*** Opening of EXCERPT PROVIDED ***

My response is three-pronged.  First, we have to remember why the State is in the marriage business: children.  In the case of opposite-sex couples, the State knows children are both a possible and likely result of the union.  In the case of same-sex couples, however, they know for certain that no children will result from the union.  If the purpose for regulating personal relationships is the creation and rearing of children, and yet no children can be produced by a specific kind of relationship, why should the State involve itself in regulating that kind of relationship?  As an analogy, consider a fisherman who lets down his net into the ocean.  He knows some fish will escape his net, and yet he still casts his net because he knows it will still result in a great catch of fish nonetheless.  But what if the fisherman’s net has a gaping hole at the bottom.  Would it make sense for him to cast that net?  No, because he knows it is not capable of catching any fish.  And so it is with marriage.  Regulating the relationships of opposite-sex couples does not guarantee that every couple they license will produce children, but they cast the net wide because they know that regulating that particular kind of relationship will still yield an optimal number of children.  Regulating the relationship of same-sex couples, however, will not yield any children whatsoever.  If the fisherman would not cast forth such a net, why should the State?

*** Close of EXCERPT PROVIDED ***
*** Opening of EXTRACTED MATERIAL ***

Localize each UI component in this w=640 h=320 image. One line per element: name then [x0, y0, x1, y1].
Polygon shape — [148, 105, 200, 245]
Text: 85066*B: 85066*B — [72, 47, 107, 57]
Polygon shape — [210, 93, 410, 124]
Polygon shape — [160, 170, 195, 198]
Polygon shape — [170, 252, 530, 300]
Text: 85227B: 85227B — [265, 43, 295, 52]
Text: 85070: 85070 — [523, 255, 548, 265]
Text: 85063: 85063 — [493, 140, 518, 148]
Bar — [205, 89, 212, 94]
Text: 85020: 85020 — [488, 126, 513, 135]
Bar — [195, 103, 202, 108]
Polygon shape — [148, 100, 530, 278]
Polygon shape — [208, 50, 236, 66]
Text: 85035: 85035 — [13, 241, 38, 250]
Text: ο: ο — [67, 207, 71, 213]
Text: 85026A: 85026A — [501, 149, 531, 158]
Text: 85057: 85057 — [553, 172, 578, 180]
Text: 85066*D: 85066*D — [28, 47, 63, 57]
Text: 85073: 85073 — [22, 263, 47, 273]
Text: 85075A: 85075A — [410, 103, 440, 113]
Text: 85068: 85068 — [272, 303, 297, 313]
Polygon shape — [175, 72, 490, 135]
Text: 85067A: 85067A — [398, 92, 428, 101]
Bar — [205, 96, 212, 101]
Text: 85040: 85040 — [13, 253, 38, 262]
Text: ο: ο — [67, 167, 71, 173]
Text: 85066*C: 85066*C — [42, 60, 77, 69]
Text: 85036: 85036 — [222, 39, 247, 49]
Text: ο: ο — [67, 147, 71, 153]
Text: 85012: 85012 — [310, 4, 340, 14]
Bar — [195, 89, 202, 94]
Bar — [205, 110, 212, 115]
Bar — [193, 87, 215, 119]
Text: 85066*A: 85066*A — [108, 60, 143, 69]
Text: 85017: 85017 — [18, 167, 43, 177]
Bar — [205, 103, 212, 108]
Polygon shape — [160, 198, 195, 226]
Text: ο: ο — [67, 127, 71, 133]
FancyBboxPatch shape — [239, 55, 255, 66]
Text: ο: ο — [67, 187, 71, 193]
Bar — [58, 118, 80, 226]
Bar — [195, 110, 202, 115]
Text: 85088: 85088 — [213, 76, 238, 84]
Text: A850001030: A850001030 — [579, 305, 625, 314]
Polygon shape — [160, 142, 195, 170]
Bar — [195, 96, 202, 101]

*** Close of EXTRACTED MATERIAL ***

-- YOUR ASSIGNMENT --
Reproduce the passage about the State and marriage in full, word for word. The data has no connection to the passage about the State and marriage.

-- RESPONSE AREA --
My response is three-pronged.  First, we have to remember why the State is in the marriage business: children.  In the case of opposite-sex couples, the State knows children are both a possible and likely result of the union.  In the case of same-sex couples, however, they know for certain that no children will result from the union.  If the purpose for regulating personal relationships is the creation and rearing of children, and yet no children can be produced by a specific kind of relationship, why should the State involve itself in regulating that kind of relationship?  As an analogy, consider a fisherman who lets down his net into the ocean.  He knows some fish will escape his net, and yet he still casts his net because he knows it will still result in a great catch of fish nonetheless.  But what if the fisherman’s net has a gaping hole at the bottom.  Would it make sense for him to cast that net?  No, because he knows it is not capable of catching any fish.  And so it is with marriage.  Regulating the relationships of opposite-sex couples does not guarantee that every couple they license will produce children, but they cast the net wide because they know that regulating that particular kind of relationship will still yield an optimal number of children.  Regulating the relationship of same-sex couples, however, will not yield any children whatsoever.  If the fisherman would not cast forth such a net, why should the State?